* _ENTRIES PROVIDED_
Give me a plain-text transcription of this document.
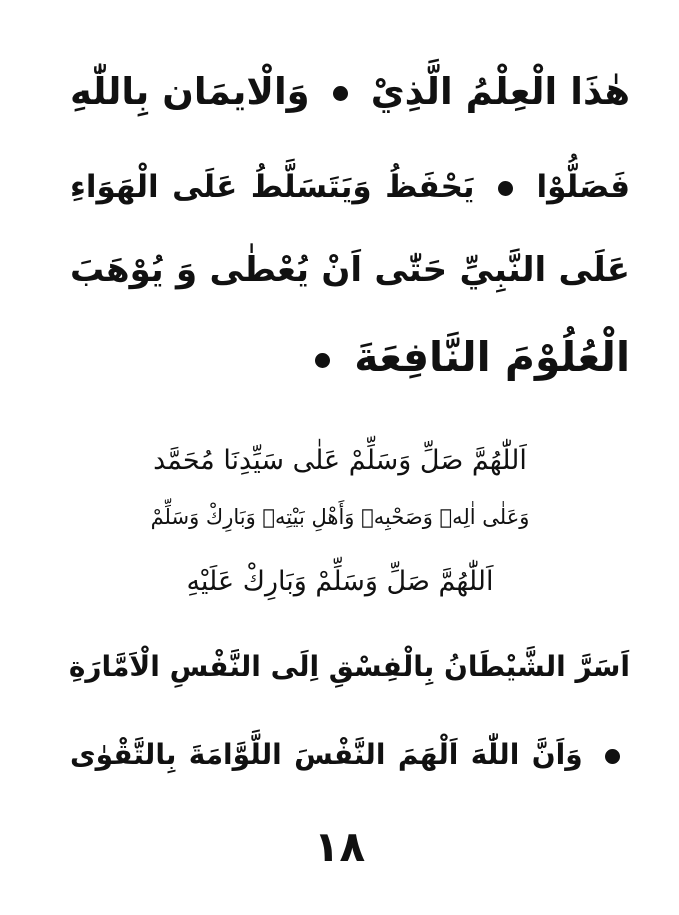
هٰذَا الْعِلْمُ الَّذِيْ  وَالْايمَان بِاللّٰهِ
فَصَلُّوْا  يَحْفَظُ وَيَتَسَلَّطُ عَلَى الْهَوَاءِ
عَلَى النَّبِيِّ حَتّٰى اَنْ يُعْطٰى وَ يُوْهَبَ
الْعُلُوْمَ النَّافِعَةَ
اَللّٰهُمَّ صَلِّ وَسَلِّمْ عَلٰى سَيِّدِنَا مُحَمَّد
وَعَلٰى اٰلِهٖ وَصَحْبِهٖ وَأَهْلِ بَيْتِهٖ وَبَارِكْ وَسَلِّمْ
اَللّٰهُمَّ صَلِّ وَسَلِّمْ وَبَارِكْ عَلَيْهِ
اَسَرَّ الشَّيْطَانُ بِالْفِسْقِ اِلَى النَّفْسِ الْاَمَّارَةِ
وَاَنَّ اللّٰهَ اَلْهَمَ النَّفْسَ اللَّوَّامَةَ بِالتَّقْوٰى
١٨
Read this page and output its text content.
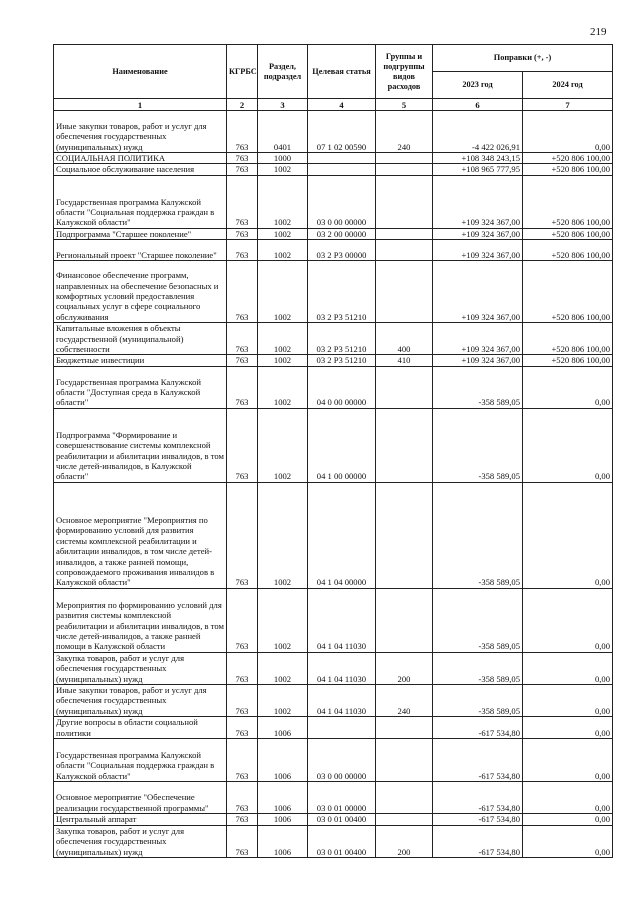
219
Наименование	КГРБС	Раздел, подраздел	Целевая статья	Группы и подгруппы видов расходов	Поправки (+, -)	
					2023 год	2024 год
1	2	3	4	5	6	7
Иные закупки товаров, работ и услуг для обеспечения государственных (муниципальных) нужд	763	0401	07 1 02 00590	240	-4 422 026,91	0,00
СОЦИАЛЬНАЯ ПОЛИТИКА	763	1000			+108 348 243,15	+520 806 100,00
Социальное обслуживание населения	763	1002			+108 965 777,95	+520 806 100,00
Государственная программа Калужской области "Социальная поддержка граждан в Калужской области"	763	1002	03 0 00 00000		+109 324 367,00	+520 806 100,00
Подпрограмма "Старшее поколение"	763	1002	03 2 00 00000		+109 324 367,00	+520 806 100,00
Региональный проект "Старшее поколение"	763	1002	03 2 P3 00000		+109 324 367,00	+520 806 100,00
Финансовое обеспечение программ, направленных на обеспечение безопасных и комфортных условий предоставления социальных услуг в сфере социального обслуживания	763	1002	03 2 P3 51210		+109 324 367,00	+520 806 100,00
Капитальные вложения в объекты государственной (муниципальной) собственности	763	1002	03 2 P3 51210	400	+109 324 367,00	+520 806 100,00
Бюджетные инвестиции	763	1002	03 2 P3 51210	410	+109 324 367,00	+520 806 100,00
Государственная программа Калужской области "Доступная среда в Калужской области"	763	1002	04 0 00 00000		-358 589,05	0,00
Подпрограмма "Формирование и совершенствование системы комплексной реабилитации и абилитации инвалидов, в том числе детей-инвалидов, в Калужской области"	763	1002	04 1 00 00000		-358 589,05	0,00
Основное мероприятие "Мероприятия по формированию условий для развития системы комплексной реабилитации и абилитации инвалидов, в том числе детей-инвалидов, а также ранней помощи, сопровождаемого проживания инвалидов в Калужской области"	763	1002	04 1 04 00000		-358 589,05	0,00
Мероприятия по формированию условий для развития системы комплексной реабилитации и абилитации инвалидов, в том числе детей-инвалидов, а также ранней помощи в Калужской области	763	1002	04 1 04 11030		-358 589,05	0,00
Закупка товаров, работ и услуг для обеспечения государственных (муниципальных) нужд	763	1002	04 1 04 11030	200	-358 589,05	0,00
Иные закупки товаров, работ и услуг для обеспечения государственных (муниципальных) нужд	763	1002	04 1 04 11030	240	-358 589,05	0,00
Другие вопросы в области социальной политики	763	1006			-617 534,80	0,00
Государственная программа Калужской области "Социальная поддержка граждан в Калужской области"	763	1006	03 0 00 00000		-617 534,80	0,00
Основное мероприятие "Обеспечение реализации государственной программы"	763	1006	03 0 01 00000		-617 534,80	0,00
Центральный аппарат	763	1006	03 0 01 00400		-617 534,80	0,00
Закупка товаров, работ и услуг для обеспечения государственных (муниципальных) нужд	763	1006	03 0 01 00400	200	-617 534,80	0,00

* _EXERCISE BRIEF_
Write out every line from the entries where "text" appears.

* _OUTPUT OF THE TASK_
Give me a plain-text transcription of this document.
Read this page and output its text content.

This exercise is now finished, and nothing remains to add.